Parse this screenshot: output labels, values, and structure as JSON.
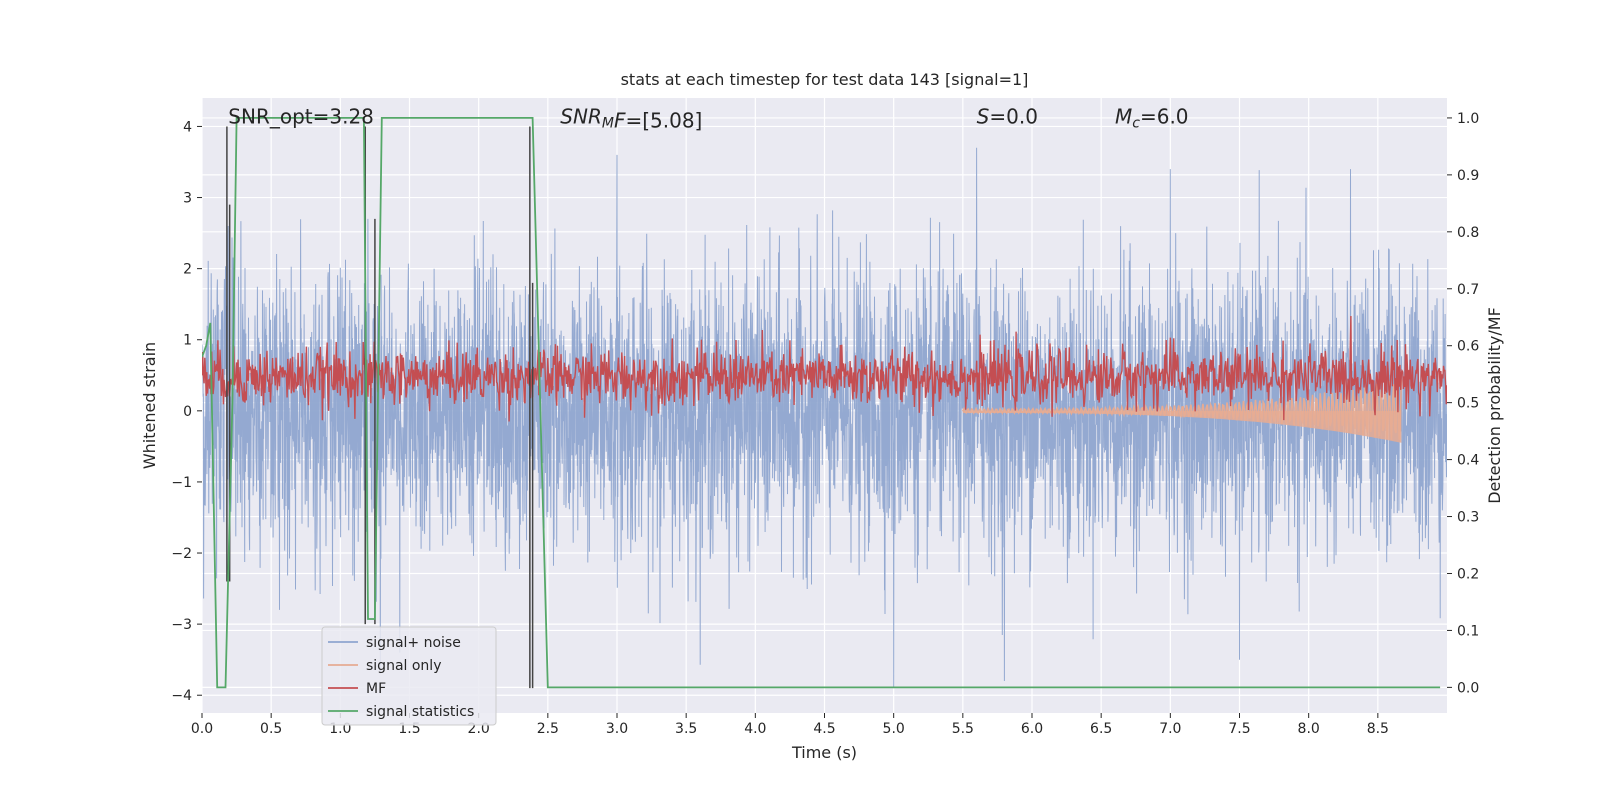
{
  "chart_data": {
    "type": "line",
    "title": "stats at each timestep for test data 143 [signal=1]",
    "xlabel": "Time (s)",
    "ylabel": "Whitened strain",
    "y2label": "Detection probability/MF",
    "xlim": [
      0.0,
      9.0
    ],
    "ylim": [
      -4.25,
      4.4
    ],
    "y2lim": [
      -0.045,
      1.035
    ],
    "xticks": [
      0.0,
      0.5,
      1.0,
      1.5,
      2.0,
      2.5,
      3.0,
      3.5,
      4.0,
      4.5,
      5.0,
      5.5,
      6.0,
      6.5,
      7.0,
      7.5,
      8.0,
      8.5
    ],
    "xtick_labels": [
      "0.0",
      "0.5",
      "1.0",
      "1.5",
      "2.0",
      "2.5",
      "3.0",
      "3.5",
      "4.0",
      "4.5",
      "5.0",
      "5.5",
      "6.0",
      "6.5",
      "7.0",
      "7.5",
      "8.0",
      "8.5"
    ],
    "yticks": [
      4,
      3,
      2,
      1,
      0,
      -1,
      -2,
      -3,
      -4
    ],
    "ytick_labels": [
      "4",
      "3",
      "2",
      "1",
      "0",
      "−1",
      "−2",
      "−3",
      "−4"
    ],
    "y2ticks": [
      1.0,
      0.9,
      0.8,
      0.7,
      0.6,
      0.5,
      0.4,
      0.3,
      0.2,
      0.1,
      0.0
    ],
    "y2tick_labels": [
      "1.0",
      "0.9",
      "0.8",
      "0.7",
      "0.6",
      "0.5",
      "0.4",
      "0.3",
      "0.2",
      "0.1",
      "0.0"
    ],
    "annotations": [
      {
        "id": "snr-opt",
        "parts": [
          {
            "t": "SNR_opt=3.28",
            "style": "normal"
          }
        ],
        "x": 0.19,
        "y": 4.1
      },
      {
        "id": "snr-mf",
        "parts": [
          {
            "t": "SNR",
            "style": "italic"
          },
          {
            "t": "M",
            "style": "italic-sub"
          },
          {
            "t": "F",
            "style": "italic"
          },
          {
            "t": "=[5.08]",
            "style": "normal"
          }
        ],
        "x": 2.59,
        "y": 4.1
      },
      {
        "id": "s-value",
        "parts": [
          {
            "t": "S",
            "style": "italic"
          },
          {
            "t": "=0.0",
            "style": "normal"
          }
        ],
        "x": 5.6,
        "y": 4.1
      },
      {
        "id": "mc-value",
        "parts": [
          {
            "t": "M",
            "style": "italic"
          },
          {
            "t": "c",
            "style": "italic-sub"
          },
          {
            "t": "=6.0",
            "style": "normal"
          }
        ],
        "x": 6.6,
        "y": 4.1
      }
    ],
    "legend": {
      "position": "lower-left",
      "entries": [
        {
          "label": "signal+ noise",
          "color": "#8fa5cf"
        },
        {
          "label": "signal only",
          "color": "#e6ab93"
        },
        {
          "label": "MF",
          "color": "#c44e52"
        },
        {
          "label": "signal statistics",
          "color": "#55a868"
        }
      ]
    },
    "series": [
      {
        "name": "signal+ noise",
        "axis": "left",
        "color": "#8fa5cf",
        "style": "dense-noise",
        "x_range": [
          0.0,
          9.0
        ],
        "sample_rate": 512,
        "std": 1.0,
        "notable_peaks": [
          [
            0.19,
            2.6
          ],
          [
            0.56,
            -2.8
          ],
          [
            1.2,
            2.7
          ],
          [
            1.29,
            -3.7
          ],
          [
            1.43,
            -3.4
          ],
          [
            3.0,
            3.6
          ],
          [
            5.0,
            -3.9
          ],
          [
            5.6,
            3.7
          ],
          [
            5.8,
            -3.8
          ],
          [
            7.5,
            -3.5
          ],
          [
            7.0,
            3.4
          ]
        ]
      },
      {
        "name": "signal only",
        "axis": "left",
        "color": "#e6ab93",
        "style": "chirp",
        "x_range": [
          5.5,
          8.67
        ],
        "amplitude_start": 0.03,
        "amplitude_end": 0.45
      },
      {
        "name": "MF",
        "axis": "right",
        "color": "#c44e52",
        "style": "noisy-band",
        "x_range": [
          0.0,
          9.0
        ],
        "mean": 0.545,
        "spread": 0.025,
        "spikes": [
          [
            3.86,
            0.61
          ],
          [
            6.97,
            0.61
          ],
          [
            8.64,
            0.61
          ],
          [
            1.07,
            0.59
          ]
        ]
      },
      {
        "name": "signal statistics",
        "axis": "right",
        "color": "#55a868",
        "style": "line",
        "x": [
          0.0,
          0.03,
          0.06,
          0.11,
          0.17,
          0.22,
          0.25,
          1.17,
          1.2,
          1.25,
          1.3,
          2.39,
          2.5,
          8.95
        ],
        "y": [
          0.58,
          0.6,
          0.64,
          0.0,
          0.0,
          0.5,
          1.0,
          1.0,
          0.12,
          0.12,
          1.0,
          1.0,
          0.0,
          0.0
        ]
      },
      {
        "name": "trigger markers",
        "axis": "left",
        "color": "#444444",
        "style": "vlines",
        "lines": [
          [
            0.18,
            4.0,
            -2.4
          ],
          [
            0.2,
            2.9,
            -2.4
          ],
          [
            1.18,
            4.0,
            -3.0
          ],
          [
            1.25,
            2.7,
            -3.0
          ],
          [
            2.37,
            4.0,
            -3.9
          ],
          [
            2.39,
            1.8,
            -3.9
          ]
        ]
      }
    ]
  }
}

■ ■ ■ ■ ■ ■ ■

→ **Request**
Except for the pictures, copy the material above exactly.

→ **The completed task**
Parse this screenshot: output labels, values, and structure as JSON.
{
  "chart_data": {
    "type": "line",
    "title": "stats at each timestep for test data 143 [signal=1]",
    "xlabel": "Time (s)",
    "ylabel": "Whitened strain",
    "y2label": "Detection probability/MF",
    "xlim": [
      0.0,
      9.0
    ],
    "ylim": [
      -4.25,
      4.4
    ],
    "y2lim": [
      -0.045,
      1.035
    ],
    "xticks": [
      0.0,
      0.5,
      1.0,
      1.5,
      2.0,
      2.5,
      3.0,
      3.5,
      4.0,
      4.5,
      5.0,
      5.5,
      6.0,
      6.5,
      7.0,
      7.5,
      8.0,
      8.5
    ],
    "xtick_labels": [
      "0.0",
      "0.5",
      "1.0",
      "1.5",
      "2.0",
      "2.5",
      "3.0",
      "3.5",
      "4.0",
      "4.5",
      "5.0",
      "5.5",
      "6.0",
      "6.5",
      "7.0",
      "7.5",
      "8.0",
      "8.5"
    ],
    "yticks": [
      4,
      3,
      2,
      1,
      0,
      -1,
      -2,
      -3,
      -4
    ],
    "ytick_labels": [
      "4",
      "3",
      "2",
      "1",
      "0",
      "−1",
      "−2",
      "−3",
      "−4"
    ],
    "y2ticks": [
      1.0,
      0.9,
      0.8,
      0.7,
      0.6,
      0.5,
      0.4,
      0.3,
      0.2,
      0.1,
      0.0
    ],
    "y2tick_labels": [
      "1.0",
      "0.9",
      "0.8",
      "0.7",
      "0.6",
      "0.5",
      "0.4",
      "0.3",
      "0.2",
      "0.1",
      "0.0"
    ],
    "annotations": [
      {
        "id": "snr-opt",
        "parts": [
          {
            "t": "SNR_opt=3.28",
            "style": "normal"
          }
        ],
        "x": 0.19,
        "y": 4.1
      },
      {
        "id": "snr-mf",
        "parts": [
          {
            "t": "SNR",
            "style": "italic"
          },
          {
            "t": "M",
            "style": "italic-sub"
          },
          {
            "t": "F",
            "style": "italic"
          },
          {
            "t": "=[5.08]",
            "style": "normal"
          }
        ],
        "x": 2.59,
        "y": 4.1
      },
      {
        "id": "s-value",
        "parts": [
          {
            "t": "S",
            "style": "italic"
          },
          {
            "t": "=0.0",
            "style": "normal"
          }
        ],
        "x": 5.6,
        "y": 4.1
      },
      {
        "id": "mc-value",
        "parts": [
          {
            "t": "M",
            "style": "italic"
          },
          {
            "t": "c",
            "style": "italic-sub"
          },
          {
            "t": "=6.0",
            "style": "normal"
          }
        ],
        "x": 6.6,
        "y": 4.1
      }
    ],
    "legend": {
      "position": "lower-left",
      "entries": [
        {
          "label": "signal+ noise",
          "color": "#8fa5cf"
        },
        {
          "label": "signal only",
          "color": "#e6ab93"
        },
        {
          "label": "MF",
          "color": "#c44e52"
        },
        {
          "label": "signal statistics",
          "color": "#55a868"
        }
      ]
    },
    "series": [
      {
        "name": "signal+ noise",
        "axis": "left",
        "color": "#8fa5cf",
        "style": "dense-noise",
        "x_range": [
          0.0,
          9.0
        ],
        "sample_rate": 512,
        "std": 1.0,
        "notable_peaks": [
          [
            0.19,
            2.6
          ],
          [
            0.56,
            -2.8
          ],
          [
            1.2,
            2.7
          ],
          [
            1.29,
            -3.7
          ],
          [
            1.43,
            -3.4
          ],
          [
            3.0,
            3.6
          ],
          [
            5.0,
            -3.9
          ],
          [
            5.6,
            3.7
          ],
          [
            5.8,
            -3.8
          ],
          [
            7.5,
            -3.5
          ],
          [
            7.0,
            3.4
          ]
        ]
      },
      {
        "name": "signal only",
        "axis": "left",
        "color": "#e6ab93",
        "style": "chirp",
        "x_range": [
          5.5,
          8.67
        ],
        "amplitude_start": 0.03,
        "amplitude_end": 0.45
      },
      {
        "name": "MF",
        "axis": "right",
        "color": "#c44e52",
        "style": "noisy-band",
        "x_range": [
          0.0,
          9.0
        ],
        "mean": 0.545,
        "spread": 0.025,
        "spikes": [
          [
            3.86,
            0.61
          ],
          [
            6.97,
            0.61
          ],
          [
            8.64,
            0.61
          ],
          [
            1.07,
            0.59
          ]
        ]
      },
      {
        "name": "signal statistics",
        "axis": "right",
        "color": "#55a868",
        "style": "line",
        "x": [
          0.0,
          0.03,
          0.06,
          0.11,
          0.17,
          0.22,
          0.25,
          1.17,
          1.2,
          1.25,
          1.3,
          2.39,
          2.5,
          8.95
        ],
        "y": [
          0.58,
          0.6,
          0.64,
          0.0,
          0.0,
          0.5,
          1.0,
          1.0,
          0.12,
          0.12,
          1.0,
          1.0,
          0.0,
          0.0
        ]
      },
      {
        "name": "trigger markers",
        "axis": "left",
        "color": "#444444",
        "style": "vlines",
        "lines": [
          [
            0.18,
            4.0,
            -2.4
          ],
          [
            0.2,
            2.9,
            -2.4
          ],
          [
            1.18,
            4.0,
            -3.0
          ],
          [
            1.25,
            2.7,
            -3.0
          ],
          [
            2.37,
            4.0,
            -3.9
          ],
          [
            2.39,
            1.8,
            -3.9
          ]
        ]
      }
    ]
  }
}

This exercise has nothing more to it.